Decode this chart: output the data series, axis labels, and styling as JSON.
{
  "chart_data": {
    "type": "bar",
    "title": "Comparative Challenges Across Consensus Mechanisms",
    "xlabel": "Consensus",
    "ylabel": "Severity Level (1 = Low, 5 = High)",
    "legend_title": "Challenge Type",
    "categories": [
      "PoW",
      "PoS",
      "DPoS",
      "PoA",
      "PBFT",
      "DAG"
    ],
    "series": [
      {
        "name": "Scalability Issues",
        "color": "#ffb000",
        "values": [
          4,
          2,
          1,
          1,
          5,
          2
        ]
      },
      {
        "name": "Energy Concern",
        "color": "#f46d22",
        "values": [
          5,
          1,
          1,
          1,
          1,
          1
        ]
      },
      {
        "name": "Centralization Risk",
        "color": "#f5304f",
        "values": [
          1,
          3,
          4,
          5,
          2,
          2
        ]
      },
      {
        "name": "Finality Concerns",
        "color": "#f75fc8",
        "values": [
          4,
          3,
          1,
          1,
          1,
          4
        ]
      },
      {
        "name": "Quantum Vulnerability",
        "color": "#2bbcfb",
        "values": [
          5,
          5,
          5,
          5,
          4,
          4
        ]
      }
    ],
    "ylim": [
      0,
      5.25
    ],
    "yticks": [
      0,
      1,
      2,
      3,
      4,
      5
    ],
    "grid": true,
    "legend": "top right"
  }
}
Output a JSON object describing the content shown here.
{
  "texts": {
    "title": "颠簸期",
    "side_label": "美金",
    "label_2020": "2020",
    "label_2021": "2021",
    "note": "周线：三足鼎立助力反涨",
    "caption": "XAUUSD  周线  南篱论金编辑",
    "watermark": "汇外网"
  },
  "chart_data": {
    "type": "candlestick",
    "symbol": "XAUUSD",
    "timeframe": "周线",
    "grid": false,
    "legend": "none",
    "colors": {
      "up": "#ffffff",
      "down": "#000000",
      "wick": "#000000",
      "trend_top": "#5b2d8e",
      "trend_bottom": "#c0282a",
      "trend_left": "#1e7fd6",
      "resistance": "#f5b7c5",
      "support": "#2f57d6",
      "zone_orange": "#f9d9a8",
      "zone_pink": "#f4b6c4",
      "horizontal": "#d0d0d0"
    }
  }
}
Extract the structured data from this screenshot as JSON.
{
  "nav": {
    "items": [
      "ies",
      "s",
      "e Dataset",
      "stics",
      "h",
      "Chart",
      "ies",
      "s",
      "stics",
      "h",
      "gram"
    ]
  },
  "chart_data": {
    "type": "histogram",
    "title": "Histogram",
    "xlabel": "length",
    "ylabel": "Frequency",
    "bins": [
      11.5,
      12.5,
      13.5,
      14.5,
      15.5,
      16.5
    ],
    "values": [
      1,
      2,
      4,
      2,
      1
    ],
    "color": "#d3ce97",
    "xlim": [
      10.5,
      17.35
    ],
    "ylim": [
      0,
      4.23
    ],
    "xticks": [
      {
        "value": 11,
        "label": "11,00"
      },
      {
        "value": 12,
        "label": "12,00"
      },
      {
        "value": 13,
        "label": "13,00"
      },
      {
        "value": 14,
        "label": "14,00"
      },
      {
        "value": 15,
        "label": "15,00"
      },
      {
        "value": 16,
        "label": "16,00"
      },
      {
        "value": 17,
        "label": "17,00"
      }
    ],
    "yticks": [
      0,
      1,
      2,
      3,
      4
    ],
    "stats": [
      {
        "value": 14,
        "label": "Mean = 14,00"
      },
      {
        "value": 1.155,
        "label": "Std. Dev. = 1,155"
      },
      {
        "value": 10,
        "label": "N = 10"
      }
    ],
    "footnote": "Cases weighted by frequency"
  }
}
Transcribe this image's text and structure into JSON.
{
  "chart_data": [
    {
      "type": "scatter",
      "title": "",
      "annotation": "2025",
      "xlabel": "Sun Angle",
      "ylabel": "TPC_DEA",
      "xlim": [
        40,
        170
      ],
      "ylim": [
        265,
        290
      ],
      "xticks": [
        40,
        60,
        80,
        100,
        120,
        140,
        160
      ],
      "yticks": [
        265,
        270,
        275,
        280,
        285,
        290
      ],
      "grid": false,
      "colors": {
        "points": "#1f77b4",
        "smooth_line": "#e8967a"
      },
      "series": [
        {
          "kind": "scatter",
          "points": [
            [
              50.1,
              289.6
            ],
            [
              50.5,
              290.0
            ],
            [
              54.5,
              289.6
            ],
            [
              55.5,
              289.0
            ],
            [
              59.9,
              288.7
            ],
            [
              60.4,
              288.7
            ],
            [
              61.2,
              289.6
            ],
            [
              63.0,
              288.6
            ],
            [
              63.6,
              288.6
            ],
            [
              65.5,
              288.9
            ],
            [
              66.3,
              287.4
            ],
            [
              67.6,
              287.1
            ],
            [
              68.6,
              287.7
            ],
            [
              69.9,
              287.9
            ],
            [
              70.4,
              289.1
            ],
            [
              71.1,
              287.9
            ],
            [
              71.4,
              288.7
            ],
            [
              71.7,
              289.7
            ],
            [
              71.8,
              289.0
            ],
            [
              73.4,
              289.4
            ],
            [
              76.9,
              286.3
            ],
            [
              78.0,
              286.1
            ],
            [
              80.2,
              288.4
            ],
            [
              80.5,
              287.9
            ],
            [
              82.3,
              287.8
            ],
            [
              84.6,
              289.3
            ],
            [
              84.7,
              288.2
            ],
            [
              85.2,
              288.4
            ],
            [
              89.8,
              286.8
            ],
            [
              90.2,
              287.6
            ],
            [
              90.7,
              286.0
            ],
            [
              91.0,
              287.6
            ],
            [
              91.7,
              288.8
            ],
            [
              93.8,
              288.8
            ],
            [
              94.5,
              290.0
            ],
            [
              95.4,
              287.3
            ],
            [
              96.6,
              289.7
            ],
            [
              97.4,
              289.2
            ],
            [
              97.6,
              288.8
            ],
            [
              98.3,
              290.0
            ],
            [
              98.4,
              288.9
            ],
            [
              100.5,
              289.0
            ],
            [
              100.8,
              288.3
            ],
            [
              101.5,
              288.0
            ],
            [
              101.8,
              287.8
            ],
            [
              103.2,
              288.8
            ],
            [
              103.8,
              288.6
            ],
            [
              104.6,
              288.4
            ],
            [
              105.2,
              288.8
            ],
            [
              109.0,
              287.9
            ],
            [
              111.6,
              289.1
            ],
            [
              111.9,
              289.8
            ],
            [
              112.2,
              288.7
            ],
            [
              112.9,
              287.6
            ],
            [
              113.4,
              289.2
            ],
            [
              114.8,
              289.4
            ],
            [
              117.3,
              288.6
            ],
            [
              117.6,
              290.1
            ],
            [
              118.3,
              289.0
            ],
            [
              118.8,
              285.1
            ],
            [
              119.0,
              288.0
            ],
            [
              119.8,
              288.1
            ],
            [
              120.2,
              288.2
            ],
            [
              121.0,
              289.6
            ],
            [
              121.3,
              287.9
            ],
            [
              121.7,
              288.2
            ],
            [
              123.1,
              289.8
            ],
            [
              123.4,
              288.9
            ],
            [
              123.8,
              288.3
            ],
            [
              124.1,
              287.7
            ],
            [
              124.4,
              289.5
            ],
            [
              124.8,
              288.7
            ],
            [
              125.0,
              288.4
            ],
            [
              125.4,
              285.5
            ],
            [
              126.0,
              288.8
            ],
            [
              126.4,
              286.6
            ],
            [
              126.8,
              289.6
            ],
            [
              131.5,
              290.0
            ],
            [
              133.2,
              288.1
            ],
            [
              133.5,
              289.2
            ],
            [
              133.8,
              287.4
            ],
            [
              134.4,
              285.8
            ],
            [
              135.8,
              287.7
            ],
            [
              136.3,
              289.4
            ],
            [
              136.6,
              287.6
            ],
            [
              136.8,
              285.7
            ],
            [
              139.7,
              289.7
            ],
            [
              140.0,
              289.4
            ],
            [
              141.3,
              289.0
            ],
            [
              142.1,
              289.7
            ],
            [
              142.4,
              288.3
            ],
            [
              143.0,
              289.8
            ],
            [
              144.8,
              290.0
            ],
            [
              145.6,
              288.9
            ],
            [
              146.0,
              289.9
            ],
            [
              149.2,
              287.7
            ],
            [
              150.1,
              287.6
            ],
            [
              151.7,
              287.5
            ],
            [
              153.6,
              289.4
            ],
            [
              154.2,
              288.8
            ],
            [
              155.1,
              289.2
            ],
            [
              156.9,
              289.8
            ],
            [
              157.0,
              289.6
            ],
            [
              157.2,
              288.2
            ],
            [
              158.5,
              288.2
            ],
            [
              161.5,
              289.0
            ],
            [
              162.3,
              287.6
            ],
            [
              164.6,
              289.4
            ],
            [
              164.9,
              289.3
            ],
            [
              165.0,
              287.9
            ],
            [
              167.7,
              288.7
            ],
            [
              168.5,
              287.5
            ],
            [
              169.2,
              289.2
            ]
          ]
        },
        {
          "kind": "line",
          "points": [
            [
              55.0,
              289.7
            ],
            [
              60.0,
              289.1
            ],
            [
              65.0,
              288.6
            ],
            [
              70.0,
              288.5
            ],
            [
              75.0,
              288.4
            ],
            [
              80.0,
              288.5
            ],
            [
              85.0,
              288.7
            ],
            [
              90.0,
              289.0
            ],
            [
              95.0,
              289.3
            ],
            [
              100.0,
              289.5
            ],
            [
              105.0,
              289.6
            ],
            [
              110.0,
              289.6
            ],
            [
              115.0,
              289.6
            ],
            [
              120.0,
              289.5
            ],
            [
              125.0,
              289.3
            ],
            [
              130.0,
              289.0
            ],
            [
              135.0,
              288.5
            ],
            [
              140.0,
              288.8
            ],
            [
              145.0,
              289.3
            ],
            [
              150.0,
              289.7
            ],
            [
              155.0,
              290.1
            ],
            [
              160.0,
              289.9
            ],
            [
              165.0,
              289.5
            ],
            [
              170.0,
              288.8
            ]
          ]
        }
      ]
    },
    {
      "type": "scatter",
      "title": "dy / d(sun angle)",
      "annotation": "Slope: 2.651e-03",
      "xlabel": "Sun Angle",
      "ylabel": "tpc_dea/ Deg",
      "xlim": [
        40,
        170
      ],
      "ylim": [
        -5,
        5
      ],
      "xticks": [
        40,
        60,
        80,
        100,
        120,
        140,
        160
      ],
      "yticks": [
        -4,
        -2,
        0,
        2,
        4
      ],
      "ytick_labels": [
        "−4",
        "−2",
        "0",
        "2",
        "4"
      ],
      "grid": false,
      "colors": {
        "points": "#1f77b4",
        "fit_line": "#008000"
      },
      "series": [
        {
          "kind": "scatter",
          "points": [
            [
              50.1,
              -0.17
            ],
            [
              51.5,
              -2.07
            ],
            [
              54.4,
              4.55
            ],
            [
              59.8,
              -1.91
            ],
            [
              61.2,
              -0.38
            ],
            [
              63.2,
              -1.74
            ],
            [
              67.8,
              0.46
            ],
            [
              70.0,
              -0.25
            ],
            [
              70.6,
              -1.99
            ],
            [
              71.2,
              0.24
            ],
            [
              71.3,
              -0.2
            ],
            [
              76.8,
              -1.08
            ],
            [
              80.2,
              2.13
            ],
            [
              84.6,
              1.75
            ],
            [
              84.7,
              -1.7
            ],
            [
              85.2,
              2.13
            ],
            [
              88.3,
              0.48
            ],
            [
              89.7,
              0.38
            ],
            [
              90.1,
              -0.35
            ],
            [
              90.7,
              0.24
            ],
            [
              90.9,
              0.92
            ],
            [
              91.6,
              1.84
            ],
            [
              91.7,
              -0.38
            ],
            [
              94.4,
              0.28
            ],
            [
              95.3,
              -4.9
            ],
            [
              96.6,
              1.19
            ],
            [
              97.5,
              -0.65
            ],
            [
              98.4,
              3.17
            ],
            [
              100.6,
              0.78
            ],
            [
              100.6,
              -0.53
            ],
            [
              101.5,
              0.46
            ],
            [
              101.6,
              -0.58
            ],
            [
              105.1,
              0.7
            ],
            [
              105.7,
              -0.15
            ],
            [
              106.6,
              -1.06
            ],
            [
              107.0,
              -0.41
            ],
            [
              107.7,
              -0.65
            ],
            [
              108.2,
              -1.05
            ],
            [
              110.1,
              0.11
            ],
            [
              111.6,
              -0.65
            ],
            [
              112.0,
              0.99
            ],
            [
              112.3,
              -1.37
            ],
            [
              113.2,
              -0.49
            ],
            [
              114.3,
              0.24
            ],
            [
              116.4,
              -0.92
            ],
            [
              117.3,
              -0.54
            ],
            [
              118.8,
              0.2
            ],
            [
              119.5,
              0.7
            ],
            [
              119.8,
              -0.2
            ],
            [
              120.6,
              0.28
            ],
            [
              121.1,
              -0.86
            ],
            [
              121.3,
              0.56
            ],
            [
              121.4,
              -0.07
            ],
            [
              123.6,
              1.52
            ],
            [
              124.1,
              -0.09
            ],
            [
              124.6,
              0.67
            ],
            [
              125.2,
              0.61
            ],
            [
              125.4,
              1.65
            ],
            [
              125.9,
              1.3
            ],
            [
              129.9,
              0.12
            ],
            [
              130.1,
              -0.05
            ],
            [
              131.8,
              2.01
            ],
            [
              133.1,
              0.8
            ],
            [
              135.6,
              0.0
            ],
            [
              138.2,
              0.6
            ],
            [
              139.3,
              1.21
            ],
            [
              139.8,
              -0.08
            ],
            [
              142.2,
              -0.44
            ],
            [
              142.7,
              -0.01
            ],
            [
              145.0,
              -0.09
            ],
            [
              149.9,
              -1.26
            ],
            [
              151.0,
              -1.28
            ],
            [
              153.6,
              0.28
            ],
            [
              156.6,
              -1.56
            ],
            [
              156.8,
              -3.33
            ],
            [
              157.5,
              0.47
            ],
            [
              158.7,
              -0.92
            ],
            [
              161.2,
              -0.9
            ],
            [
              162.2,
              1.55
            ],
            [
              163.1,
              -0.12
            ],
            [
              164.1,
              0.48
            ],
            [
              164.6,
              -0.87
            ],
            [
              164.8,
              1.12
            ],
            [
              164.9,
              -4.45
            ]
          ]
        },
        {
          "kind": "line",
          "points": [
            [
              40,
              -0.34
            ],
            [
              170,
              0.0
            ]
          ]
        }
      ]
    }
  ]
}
::::::::
**Exercise objective:**
Go through the records and gather the lines that hold "annotation".

**Written solution:**
      "annotation": "2025",
      "annotation": "Slope: 2.651e-03",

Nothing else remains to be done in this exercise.